A Horse Riding Holiday Through the Ages
A horse riding holiday through the Chateaux of the Loire Valley
Steeped in history and blessed with beautiful rolling countryside as well as spectacular architecture, the Loire Valley in central France transports you to another age and seeing it on a horse riding holiday is guaranteed to enhance this experience.
The region is said to be the Cradle of the French Language as well as the Garden of France due to the wealth of vinyards, fruit orchards and asparagus fields that line the mighty Loire river. The Loire itself is a legendary river listed as World Heritage by UNESCO and known as Europe’s last untamed river. Flowing 634 miles it is the longest river in the country and one of the most unspoilt and capricious.
The region is famous for its historic towns, architecture and wines, and archaeological evidence suggests it has been inhabited since the Middle Palaeolithic period.
The chateaux are synonymous with the kings of France and as such have been skillfully maintained. Riding through this département is like riding into a fairytale landscape; high turrets, intricate gables, over-hanging lanterns, bold buttresses and towering pinnacles. As you clatter through the cobbled streets atop your trusty steed the resonance of this era in French history is quite tangible. Over the course of the week-long ride guests will visit several chateaux dating from the 15th to the 17th century, all with a fascinating past as well as impressive facades and grounds.
The meeting point for this ride is Montrichard, a bustling medieval market town dominated by a lofty keep. Guests arrive and overnight at the Château de Vallagon, a charming three star hotel with a restaurant offering authentic French cuisine. Here riders will meet with the guide to discuss the trail ahead before a comfortable night’s sleep.

[Data entries]

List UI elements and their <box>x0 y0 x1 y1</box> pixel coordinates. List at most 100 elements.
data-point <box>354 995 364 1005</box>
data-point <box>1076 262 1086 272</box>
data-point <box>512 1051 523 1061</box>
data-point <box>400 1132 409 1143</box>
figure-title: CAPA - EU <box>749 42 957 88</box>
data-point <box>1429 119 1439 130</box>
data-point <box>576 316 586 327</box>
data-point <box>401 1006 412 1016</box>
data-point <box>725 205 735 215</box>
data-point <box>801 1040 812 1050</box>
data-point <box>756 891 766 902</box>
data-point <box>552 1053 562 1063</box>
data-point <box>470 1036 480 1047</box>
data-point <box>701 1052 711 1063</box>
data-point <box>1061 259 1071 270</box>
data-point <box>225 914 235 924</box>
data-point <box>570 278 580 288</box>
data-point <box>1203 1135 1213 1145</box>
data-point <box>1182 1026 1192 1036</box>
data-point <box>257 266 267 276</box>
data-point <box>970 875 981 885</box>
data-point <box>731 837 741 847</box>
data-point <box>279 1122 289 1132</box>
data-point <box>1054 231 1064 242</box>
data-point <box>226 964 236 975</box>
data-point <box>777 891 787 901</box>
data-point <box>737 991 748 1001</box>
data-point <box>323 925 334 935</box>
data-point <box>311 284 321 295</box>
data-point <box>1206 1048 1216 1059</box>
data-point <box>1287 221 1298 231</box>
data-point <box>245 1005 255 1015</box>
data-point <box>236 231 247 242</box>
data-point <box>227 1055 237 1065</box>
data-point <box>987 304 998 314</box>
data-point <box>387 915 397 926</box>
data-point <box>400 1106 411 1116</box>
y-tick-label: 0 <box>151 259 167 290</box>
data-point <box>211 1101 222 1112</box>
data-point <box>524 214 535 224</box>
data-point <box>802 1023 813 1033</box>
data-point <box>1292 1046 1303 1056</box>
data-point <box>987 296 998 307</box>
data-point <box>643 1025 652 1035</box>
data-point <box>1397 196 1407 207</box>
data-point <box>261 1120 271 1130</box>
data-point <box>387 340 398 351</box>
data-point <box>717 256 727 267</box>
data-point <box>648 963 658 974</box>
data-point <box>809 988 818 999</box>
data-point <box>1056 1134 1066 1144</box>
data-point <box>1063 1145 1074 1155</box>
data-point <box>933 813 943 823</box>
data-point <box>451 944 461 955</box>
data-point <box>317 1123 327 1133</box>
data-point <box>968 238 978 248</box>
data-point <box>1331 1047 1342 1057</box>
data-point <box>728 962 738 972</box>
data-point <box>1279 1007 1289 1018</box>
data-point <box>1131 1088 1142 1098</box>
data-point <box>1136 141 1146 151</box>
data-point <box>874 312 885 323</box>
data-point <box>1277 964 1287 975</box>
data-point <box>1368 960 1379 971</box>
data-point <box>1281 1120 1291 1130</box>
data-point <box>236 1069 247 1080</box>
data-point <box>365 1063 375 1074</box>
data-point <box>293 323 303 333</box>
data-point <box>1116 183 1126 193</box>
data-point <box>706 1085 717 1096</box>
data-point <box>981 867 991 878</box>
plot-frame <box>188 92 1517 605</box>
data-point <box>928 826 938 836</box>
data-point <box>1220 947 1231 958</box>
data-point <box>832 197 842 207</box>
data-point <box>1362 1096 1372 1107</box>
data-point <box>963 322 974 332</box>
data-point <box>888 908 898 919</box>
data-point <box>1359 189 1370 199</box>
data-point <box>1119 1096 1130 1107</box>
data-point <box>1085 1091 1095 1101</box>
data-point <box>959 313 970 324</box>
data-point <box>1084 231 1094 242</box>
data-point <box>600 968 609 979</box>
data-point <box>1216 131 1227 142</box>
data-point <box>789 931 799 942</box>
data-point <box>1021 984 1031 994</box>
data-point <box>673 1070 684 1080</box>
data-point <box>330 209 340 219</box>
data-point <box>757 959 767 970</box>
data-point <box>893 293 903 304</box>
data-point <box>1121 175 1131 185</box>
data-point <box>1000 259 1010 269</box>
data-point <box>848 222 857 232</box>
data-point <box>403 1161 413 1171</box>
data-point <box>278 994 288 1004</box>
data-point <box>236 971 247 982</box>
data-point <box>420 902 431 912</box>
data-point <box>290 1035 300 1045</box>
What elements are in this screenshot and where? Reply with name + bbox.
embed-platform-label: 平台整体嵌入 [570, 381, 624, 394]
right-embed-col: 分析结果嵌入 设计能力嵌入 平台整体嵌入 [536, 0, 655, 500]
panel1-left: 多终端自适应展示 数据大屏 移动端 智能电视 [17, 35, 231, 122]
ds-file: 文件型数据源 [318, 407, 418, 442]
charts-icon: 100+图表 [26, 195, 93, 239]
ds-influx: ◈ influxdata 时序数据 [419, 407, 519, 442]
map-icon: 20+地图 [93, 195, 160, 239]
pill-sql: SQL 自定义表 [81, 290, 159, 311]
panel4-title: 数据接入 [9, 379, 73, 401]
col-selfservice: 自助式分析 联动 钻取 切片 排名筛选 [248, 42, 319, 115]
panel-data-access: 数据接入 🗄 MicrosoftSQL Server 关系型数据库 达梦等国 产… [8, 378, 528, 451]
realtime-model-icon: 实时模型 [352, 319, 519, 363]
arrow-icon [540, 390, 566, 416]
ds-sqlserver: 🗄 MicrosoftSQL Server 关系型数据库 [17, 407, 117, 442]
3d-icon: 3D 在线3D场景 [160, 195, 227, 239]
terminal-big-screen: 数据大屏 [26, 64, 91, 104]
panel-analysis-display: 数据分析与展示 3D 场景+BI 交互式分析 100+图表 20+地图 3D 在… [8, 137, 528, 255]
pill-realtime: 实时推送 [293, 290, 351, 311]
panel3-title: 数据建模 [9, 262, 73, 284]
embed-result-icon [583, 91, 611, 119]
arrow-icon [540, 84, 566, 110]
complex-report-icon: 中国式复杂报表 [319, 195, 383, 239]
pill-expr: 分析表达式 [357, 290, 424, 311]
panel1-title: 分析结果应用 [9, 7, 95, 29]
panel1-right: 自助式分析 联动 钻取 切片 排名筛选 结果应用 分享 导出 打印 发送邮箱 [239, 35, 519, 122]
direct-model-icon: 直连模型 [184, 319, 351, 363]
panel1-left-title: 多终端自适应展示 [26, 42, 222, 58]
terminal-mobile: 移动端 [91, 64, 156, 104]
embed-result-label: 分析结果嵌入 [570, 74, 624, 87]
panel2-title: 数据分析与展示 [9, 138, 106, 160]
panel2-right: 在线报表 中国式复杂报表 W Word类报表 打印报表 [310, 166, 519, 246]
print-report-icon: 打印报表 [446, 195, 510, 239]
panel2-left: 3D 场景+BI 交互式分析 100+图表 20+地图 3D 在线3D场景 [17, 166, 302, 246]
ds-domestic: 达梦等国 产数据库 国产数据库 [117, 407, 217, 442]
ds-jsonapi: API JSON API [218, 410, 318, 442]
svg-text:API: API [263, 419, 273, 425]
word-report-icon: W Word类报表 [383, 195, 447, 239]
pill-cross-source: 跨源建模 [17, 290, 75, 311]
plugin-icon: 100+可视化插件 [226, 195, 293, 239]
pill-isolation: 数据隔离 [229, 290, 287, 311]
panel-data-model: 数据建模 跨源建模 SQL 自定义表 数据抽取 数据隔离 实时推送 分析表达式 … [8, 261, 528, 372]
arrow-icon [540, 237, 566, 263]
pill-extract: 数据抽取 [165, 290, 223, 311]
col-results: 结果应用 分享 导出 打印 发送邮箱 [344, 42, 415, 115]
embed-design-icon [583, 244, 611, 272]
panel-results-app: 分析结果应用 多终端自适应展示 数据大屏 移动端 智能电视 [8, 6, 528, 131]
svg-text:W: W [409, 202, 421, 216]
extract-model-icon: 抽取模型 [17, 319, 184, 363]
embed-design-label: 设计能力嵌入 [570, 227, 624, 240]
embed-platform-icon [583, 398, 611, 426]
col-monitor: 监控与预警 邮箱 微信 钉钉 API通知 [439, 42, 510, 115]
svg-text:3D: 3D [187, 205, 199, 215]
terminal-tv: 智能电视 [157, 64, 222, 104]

* _Parts of the exercise_:
A: List the architectural features that the Loire Valley riding holiday text names when it describes riding into a fairytale landscape.
B: Pick up the Loire Valley riding holiday text after its last sentence and write what comes next.

* _Response list_:
A:
- High turrets
- Intricate gables
- Over-hanging lanterns
- Bold buttresses
- Towering pinnacles

B:
The next morning riders are introduced to their horses and the trail begins! There are approx 15 Selle Francais and Anglo-Arab horses available for riding varying in height from 15.2hh to 17hh. They are calm and experienced and ridden in English tack and English style with a relaxed, long rein when walking but a contact when moving at a faster pace. Riders can participate as much or as little as they wish with saddling, grooming and otherwise caring for the horses; it is not obligatory, but sometimes it is a good way to connect with them and can enhance the experience.
The morning is dedicated to getting to know the horses, riding out into the countryside across to a little troglodyte village called Bourré, then following the river Cher up to Thésée with its roman vestiges. Moving onwards through hills covered with vinyards the group will make a stop at a wine producer’s estate for a picnic and wine tasting. After a siesta the group, now familiar with the horses, will enjoy a quick gallop through the softly undulating hills before arriving at the medieval castle of Chémery, the base for the night.
The following morning guests can expect a lengthy ride through forests and rural settlements en route to Cheverny, a 17th century chateau that displays both a Henry IV and Louis XIII style façade; for this reason Cheverny demonstrates a rare architectural unity of style, having been commissioned and completed within a 30-year period. This chateau is also renowned for its famous hounds; a pack of 70 dogs is kept on its grounds. After a picnic lunch and a tour of the interior there’s a further couple of hours’ riding to the overnight accommodation at Bracieux, riding through flat land with forests dotted along the course of the trail.
After a continental breakfast it’s back in the saddle and onto the trail heading north towards Chambord, one of the most unique constructions of the period combining French Medieval architecture with Italian Renaissance. What makes this strange dual inspiration even more interesting is that the artist behind its creation remains a mystery. At the start of the 20th century Leonardo Di Vinci was considered but while he could have assisted in the inspiration he died before it was completed so could not have directed its construction. Still, there are certain tell-tale motifs that strongly suggest he had influence over the design. Chambord is the largest of the chateau visited on this trip and riders will enjoy a picnic in the grounds as well as a tour of the castle before riding on to Blois, taking in river views and forested tracks.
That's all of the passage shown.